> _What you are asked to do_
Copy every line that mentions the word "text".

-*-

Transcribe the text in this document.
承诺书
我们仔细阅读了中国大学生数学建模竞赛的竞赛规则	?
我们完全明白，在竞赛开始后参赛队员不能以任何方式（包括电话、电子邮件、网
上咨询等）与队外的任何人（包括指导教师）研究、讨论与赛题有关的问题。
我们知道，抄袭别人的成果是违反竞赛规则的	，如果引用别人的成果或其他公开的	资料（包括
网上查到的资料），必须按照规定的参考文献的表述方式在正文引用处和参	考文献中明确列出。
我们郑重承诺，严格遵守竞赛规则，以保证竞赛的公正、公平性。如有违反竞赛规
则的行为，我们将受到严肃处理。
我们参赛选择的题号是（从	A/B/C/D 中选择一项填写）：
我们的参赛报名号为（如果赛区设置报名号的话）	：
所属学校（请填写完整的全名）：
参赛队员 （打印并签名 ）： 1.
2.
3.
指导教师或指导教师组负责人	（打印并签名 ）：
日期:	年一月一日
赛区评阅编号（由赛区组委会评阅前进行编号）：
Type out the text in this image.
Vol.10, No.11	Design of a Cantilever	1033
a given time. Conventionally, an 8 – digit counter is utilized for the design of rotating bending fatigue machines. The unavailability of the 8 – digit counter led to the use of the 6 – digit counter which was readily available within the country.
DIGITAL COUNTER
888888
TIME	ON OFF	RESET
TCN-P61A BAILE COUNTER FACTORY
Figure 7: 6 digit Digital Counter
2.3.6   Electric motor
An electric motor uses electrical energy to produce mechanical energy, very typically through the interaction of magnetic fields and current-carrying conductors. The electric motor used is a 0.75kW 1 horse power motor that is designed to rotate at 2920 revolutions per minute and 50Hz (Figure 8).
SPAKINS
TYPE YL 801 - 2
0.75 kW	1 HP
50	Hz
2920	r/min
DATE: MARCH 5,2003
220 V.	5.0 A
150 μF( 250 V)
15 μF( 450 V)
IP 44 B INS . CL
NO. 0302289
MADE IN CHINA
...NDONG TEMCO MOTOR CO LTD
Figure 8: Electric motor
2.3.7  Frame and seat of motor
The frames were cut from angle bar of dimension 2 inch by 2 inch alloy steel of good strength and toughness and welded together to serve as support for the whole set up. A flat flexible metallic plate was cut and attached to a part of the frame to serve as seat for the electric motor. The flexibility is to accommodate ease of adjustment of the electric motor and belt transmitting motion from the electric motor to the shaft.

-*-

> _Task answer_
Transcribe the text in this document.
Type out the text in this image.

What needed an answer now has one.